[What the task asks] Look through the data below. Show each line where the string "color" occurs.

[The input]
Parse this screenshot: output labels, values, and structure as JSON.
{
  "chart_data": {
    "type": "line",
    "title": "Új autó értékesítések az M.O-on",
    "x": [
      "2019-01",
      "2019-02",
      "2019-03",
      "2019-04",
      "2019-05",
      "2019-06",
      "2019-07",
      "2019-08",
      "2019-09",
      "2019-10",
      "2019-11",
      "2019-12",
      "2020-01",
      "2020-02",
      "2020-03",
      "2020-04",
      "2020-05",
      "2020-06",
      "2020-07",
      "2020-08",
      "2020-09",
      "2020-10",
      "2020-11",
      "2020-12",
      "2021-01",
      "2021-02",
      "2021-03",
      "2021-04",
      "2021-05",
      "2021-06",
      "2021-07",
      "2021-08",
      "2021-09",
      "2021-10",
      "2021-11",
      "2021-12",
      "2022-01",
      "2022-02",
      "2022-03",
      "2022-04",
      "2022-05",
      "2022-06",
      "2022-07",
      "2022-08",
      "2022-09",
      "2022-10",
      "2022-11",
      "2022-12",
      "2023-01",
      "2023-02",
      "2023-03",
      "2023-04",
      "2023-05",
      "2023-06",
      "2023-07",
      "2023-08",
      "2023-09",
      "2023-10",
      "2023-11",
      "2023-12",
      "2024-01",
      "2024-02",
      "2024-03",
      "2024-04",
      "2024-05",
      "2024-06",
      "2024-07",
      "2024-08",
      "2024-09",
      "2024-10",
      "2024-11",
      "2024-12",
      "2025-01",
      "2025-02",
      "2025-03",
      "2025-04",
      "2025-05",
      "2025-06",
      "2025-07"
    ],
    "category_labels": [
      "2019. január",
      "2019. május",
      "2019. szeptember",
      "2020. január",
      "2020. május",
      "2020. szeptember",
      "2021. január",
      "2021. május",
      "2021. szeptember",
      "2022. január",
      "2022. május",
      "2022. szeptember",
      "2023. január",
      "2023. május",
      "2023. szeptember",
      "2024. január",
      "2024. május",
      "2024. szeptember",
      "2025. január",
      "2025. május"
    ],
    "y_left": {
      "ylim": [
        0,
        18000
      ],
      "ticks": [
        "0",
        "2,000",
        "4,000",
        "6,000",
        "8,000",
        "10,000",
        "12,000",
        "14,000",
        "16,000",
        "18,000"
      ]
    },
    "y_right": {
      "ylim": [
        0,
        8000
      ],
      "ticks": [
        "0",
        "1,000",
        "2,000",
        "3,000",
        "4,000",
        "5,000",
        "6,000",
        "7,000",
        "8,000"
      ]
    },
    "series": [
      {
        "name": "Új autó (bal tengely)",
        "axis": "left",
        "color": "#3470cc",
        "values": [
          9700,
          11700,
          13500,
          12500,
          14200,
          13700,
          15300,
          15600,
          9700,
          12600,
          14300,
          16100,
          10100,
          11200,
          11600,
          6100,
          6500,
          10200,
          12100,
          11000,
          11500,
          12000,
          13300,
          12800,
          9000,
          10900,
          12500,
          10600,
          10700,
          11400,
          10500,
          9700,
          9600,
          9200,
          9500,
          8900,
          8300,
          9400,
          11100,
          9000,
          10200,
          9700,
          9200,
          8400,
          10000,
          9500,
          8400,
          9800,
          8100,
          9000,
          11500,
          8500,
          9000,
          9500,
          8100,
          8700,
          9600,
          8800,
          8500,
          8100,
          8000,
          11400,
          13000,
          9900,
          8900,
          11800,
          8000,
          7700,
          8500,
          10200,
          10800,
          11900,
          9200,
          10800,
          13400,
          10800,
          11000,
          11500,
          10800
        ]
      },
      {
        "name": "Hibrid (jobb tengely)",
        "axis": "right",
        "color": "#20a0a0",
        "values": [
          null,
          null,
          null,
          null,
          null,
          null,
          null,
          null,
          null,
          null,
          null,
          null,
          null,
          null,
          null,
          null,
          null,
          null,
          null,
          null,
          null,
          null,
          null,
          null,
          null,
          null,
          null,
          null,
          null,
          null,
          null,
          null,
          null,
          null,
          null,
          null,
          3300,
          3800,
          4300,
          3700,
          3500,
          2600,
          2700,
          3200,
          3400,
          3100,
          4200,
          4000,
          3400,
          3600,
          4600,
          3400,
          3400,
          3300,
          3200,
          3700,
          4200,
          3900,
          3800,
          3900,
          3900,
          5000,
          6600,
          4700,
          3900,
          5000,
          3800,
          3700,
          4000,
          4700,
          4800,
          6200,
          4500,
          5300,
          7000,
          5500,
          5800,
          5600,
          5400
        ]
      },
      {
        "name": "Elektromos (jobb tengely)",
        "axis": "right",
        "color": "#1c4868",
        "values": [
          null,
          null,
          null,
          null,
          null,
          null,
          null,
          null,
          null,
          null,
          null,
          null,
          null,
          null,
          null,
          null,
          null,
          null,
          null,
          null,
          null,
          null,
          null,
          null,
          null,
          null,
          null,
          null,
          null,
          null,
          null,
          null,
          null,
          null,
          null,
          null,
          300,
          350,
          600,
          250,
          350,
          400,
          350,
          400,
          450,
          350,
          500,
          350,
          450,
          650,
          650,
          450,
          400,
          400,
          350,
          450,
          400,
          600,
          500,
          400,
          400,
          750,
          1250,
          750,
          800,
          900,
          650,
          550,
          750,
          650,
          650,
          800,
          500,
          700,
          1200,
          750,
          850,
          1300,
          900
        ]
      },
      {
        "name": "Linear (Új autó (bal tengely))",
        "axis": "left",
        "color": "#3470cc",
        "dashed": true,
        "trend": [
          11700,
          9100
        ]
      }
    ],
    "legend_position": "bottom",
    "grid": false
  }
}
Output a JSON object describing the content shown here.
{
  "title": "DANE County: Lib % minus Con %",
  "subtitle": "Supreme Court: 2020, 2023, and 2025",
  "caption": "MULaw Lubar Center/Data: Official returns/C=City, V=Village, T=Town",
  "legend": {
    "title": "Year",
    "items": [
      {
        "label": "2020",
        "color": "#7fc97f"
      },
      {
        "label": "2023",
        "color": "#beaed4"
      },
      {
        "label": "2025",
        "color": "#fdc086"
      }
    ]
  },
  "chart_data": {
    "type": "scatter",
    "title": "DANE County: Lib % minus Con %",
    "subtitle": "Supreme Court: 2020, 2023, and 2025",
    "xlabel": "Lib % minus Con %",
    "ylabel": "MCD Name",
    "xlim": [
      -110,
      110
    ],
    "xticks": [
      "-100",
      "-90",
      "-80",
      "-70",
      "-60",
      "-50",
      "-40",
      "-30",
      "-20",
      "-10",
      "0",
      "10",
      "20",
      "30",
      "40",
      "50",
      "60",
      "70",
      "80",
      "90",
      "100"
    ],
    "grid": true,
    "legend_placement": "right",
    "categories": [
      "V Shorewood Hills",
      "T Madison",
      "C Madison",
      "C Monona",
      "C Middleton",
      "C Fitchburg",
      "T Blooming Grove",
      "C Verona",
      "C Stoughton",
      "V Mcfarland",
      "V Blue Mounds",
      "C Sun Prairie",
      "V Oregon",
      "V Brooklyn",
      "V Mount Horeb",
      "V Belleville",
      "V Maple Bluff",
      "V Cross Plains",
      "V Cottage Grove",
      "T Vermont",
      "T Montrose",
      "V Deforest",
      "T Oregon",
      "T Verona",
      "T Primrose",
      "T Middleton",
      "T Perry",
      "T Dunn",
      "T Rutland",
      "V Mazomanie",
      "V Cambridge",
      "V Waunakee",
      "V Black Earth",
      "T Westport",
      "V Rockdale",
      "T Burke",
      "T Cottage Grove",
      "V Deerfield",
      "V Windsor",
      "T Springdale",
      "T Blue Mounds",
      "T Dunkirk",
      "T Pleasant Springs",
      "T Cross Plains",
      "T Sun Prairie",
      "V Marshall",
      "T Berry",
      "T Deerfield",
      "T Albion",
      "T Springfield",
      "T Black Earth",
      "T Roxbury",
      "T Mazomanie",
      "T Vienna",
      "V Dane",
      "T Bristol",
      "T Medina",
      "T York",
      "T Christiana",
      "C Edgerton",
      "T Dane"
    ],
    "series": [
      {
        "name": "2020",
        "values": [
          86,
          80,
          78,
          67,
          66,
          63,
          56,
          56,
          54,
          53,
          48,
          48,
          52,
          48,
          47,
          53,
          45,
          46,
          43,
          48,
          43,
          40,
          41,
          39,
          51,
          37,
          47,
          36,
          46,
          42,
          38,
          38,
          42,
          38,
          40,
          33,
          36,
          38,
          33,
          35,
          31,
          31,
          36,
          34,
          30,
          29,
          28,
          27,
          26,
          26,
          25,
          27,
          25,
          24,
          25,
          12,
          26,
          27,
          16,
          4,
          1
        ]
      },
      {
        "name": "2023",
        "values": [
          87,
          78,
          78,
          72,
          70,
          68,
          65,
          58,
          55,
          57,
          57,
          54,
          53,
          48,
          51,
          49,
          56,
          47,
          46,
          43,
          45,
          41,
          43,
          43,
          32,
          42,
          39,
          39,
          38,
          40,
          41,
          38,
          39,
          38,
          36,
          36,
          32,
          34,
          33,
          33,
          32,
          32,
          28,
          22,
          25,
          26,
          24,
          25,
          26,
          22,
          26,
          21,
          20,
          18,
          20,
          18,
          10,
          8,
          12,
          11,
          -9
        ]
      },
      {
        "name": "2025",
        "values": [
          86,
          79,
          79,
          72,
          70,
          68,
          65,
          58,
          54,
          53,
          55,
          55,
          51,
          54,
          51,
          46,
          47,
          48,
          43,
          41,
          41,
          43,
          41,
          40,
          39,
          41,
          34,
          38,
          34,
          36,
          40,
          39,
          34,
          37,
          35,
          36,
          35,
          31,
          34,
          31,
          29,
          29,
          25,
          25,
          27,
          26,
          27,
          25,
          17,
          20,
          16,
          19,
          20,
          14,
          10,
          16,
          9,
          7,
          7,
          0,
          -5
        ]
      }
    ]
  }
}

[Answer to the task]
        "color": "#3470cc",
        "color": "#20a0a0",
        "color": "#1c4868",
        "color": "#3470cc",
        "color": "#7fc97f"
        "color": "#beaed4"
        "color": "#fdc086"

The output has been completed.